Task prompt: Check each line of the records for "Sugars"; collect those that have it.

[Dataset rows about figures]
* * * *

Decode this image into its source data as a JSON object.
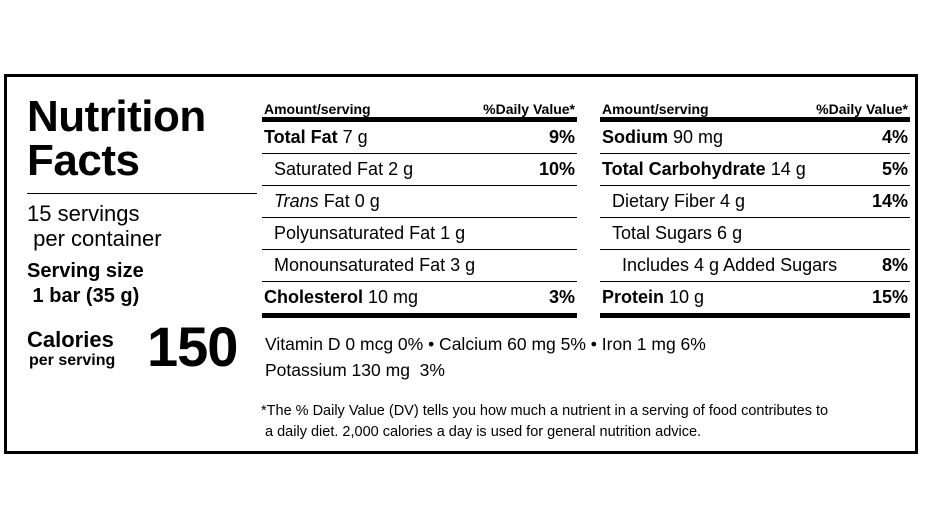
{
  "label": {
    "title_line1": "Nutrition",
    "title_line2": "Facts",
    "servings_line1": "15 servings",
    "servings_line2": " per container",
    "serving_size_label": "Serving size",
    "serving_size_value": " 1 bar (35 g)",
    "calories_label": "Calories",
    "calories_sub": "per serving",
    "calories_value": "150"
  },
  "columns": [
    {
      "header_left": "Amount/serving",
      "header_right": "%Daily Value*",
      "rows": [
        {
          "name": "Total Fat",
          "amount": " 7 g",
          "dv": "9%"
        },
        {
          "name": "Saturated Fat 2 g",
          "dv": "10%"
        },
        {
          "name_italic": "Trans",
          "name_rest": " Fat 0 g"
        },
        {
          "name": "Polyunsaturated Fat 1 g"
        },
        {
          "name": "Monounsaturated Fat 3 g"
        },
        {
          "name": "Cholesterol",
          "amount": " 10 mg",
          "dv": "3%"
        }
      ]
    },
    {
      "header_left": "Amount/serving",
      "header_right": "%Daily Value*",
      "rows": [
        {
          "name": "Sodium",
          "amount": " 90 mg",
          "dv": "4%"
        },
        {
          "name": "Total Carbohydrate",
          "amount": " 14 g",
          "dv": "5%"
        },
        {
          "name": "Dietary Fiber 4 g",
          "dv": "14%"
        },
        {
          "name": "Total Sugars 6 g"
        },
        {
          "name": "Includes 4 g Added Sugars",
          "dv": "8%"
        },
        {
          "name": "Protein",
          "amount": " 10 g",
          "dv": "15%"
        }
      ]
    }
  ],
  "vitamins": {
    "line1": "Vitamin D 0 mcg 0% • Calcium 60 mg 5% • Iron 1 mg 6%",
    "line2": "Potassium 130 mg  3%"
  },
  "footnote": {
    "line1": "*The % Daily Value (DV) tells you how much a nutrient in a serving of food contributes to",
    "line2": " a daily diet. 2,000 calories a day is used for general nutrition advice."
  }
}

* * * *

Response area:
          "name": "Total Sugars 6 g"
          "name": "Includes 4 g Added Sugars",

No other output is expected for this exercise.